### STATED EXERCISE
Extract the full listing below without altering a single character.

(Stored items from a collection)

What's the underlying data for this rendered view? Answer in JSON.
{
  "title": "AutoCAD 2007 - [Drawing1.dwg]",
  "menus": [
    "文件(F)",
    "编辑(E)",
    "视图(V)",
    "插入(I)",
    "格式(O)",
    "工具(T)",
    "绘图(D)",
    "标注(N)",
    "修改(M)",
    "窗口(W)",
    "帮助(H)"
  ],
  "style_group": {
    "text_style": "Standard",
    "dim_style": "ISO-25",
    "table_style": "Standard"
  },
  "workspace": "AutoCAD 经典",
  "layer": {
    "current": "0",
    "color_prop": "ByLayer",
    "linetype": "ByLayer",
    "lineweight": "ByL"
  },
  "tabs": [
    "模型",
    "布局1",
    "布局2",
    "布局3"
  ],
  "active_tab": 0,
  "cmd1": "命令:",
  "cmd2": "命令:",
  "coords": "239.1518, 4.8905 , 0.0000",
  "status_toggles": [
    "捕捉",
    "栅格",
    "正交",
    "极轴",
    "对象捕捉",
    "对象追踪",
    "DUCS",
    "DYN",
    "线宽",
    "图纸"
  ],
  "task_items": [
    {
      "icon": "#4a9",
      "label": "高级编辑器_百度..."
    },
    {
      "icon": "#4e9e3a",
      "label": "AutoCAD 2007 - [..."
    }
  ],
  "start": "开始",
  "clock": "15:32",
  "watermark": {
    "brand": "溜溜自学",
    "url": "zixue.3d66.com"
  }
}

### CORRECT ANSWER
What's the underlying data for this rendered view? Answer in JSON.
{
  "title": "AutoCAD 2007 - [Drawing1.dwg]",
  "menus": [
    "文件(F)",
    "编辑(E)",
    "视图(V)",
    "插入(I)",
    "格式(O)",
    "工具(T)",
    "绘图(D)",
    "标注(N)",
    "修改(M)",
    "窗口(W)",
    "帮助(H)"
  ],
  "style_group": {
    "text_style": "Standard",
    "dim_style": "ISO-25",
    "table_style": "Standard"
  },
  "workspace": "AutoCAD 经典",
  "layer": {
    "current": "0",
    "color_prop": "ByLayer",
    "linetype": "ByLayer",
    "lineweight": "ByL"
  },
  "tabs": [
    "模型",
    "布局1",
    "布局2",
    "布局3"
  ],
  "active_tab": 0,
  "cmd1": "命令:",
  "cmd2": "命令:",
  "coords": "239.1518, 4.8905 , 0.0000",
  "status_toggles": [
    "捕捉",
    "栅格",
    "正交",
    "极轴",
    "对象捕捉",
    "对象追踪",
    "DUCS",
    "DYN",
    "线宽",
    "图纸"
  ],
  "task_items": [
    {
      "icon": "#4a9",
      "label": "高级编辑器_百度..."
    },
    {
      "icon": "#4e9e3a",
      "label": "AutoCAD 2007 - [..."
    }
  ],
  "start": "开始",
  "clock": "15:32",
  "watermark": {
    "brand": "溜溜自学",
    "url": "zixue.3d66.com"
  }
}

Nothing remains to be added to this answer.